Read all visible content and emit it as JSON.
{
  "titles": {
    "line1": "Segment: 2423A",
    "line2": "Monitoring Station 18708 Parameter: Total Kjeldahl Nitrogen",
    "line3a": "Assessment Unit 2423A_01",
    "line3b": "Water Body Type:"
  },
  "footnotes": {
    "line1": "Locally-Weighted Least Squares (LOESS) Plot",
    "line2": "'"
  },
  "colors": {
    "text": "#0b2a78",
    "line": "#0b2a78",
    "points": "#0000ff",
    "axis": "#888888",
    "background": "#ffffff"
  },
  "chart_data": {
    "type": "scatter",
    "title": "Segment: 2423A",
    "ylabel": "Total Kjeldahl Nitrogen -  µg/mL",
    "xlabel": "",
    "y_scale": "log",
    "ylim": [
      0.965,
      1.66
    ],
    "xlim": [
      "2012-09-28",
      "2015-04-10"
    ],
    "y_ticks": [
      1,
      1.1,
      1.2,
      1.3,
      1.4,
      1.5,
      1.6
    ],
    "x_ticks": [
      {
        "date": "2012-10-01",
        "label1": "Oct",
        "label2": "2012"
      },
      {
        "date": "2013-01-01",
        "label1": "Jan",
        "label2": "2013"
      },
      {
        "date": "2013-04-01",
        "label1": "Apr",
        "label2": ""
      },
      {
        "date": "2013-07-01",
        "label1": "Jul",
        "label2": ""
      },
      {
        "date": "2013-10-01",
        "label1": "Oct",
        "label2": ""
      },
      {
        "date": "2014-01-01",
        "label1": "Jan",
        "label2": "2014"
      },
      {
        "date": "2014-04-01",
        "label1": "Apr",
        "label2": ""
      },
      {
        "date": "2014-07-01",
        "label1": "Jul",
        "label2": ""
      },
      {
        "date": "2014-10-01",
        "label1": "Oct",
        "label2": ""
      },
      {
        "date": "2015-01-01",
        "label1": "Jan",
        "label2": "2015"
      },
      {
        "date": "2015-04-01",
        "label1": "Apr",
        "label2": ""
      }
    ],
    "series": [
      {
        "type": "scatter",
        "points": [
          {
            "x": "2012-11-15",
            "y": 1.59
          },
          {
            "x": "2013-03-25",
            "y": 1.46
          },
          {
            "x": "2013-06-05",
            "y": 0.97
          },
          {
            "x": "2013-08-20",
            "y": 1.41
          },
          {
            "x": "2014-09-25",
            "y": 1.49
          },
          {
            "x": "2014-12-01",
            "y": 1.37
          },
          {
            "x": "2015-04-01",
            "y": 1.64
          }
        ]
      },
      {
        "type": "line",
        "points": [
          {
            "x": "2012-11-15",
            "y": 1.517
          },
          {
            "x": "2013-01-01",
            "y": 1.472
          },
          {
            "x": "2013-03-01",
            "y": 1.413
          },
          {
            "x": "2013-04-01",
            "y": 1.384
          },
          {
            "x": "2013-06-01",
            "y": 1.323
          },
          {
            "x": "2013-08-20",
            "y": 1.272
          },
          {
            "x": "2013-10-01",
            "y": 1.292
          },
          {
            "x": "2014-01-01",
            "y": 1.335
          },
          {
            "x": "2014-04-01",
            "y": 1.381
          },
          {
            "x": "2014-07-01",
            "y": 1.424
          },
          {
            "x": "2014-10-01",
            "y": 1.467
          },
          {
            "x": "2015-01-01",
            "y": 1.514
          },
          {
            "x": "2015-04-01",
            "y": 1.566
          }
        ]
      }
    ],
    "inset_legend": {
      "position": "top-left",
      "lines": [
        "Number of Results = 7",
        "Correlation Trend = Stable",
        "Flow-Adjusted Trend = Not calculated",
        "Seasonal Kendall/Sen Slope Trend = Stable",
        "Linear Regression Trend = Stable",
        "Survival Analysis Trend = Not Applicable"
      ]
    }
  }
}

**What to work on**
Find the lines above holding the word "Stable" and show them.

**Result**
        "Correlation Trend = Stable",
        "Seasonal Kendall/Sen Slope Trend = Stable",
        "Linear Regression Trend = Stable",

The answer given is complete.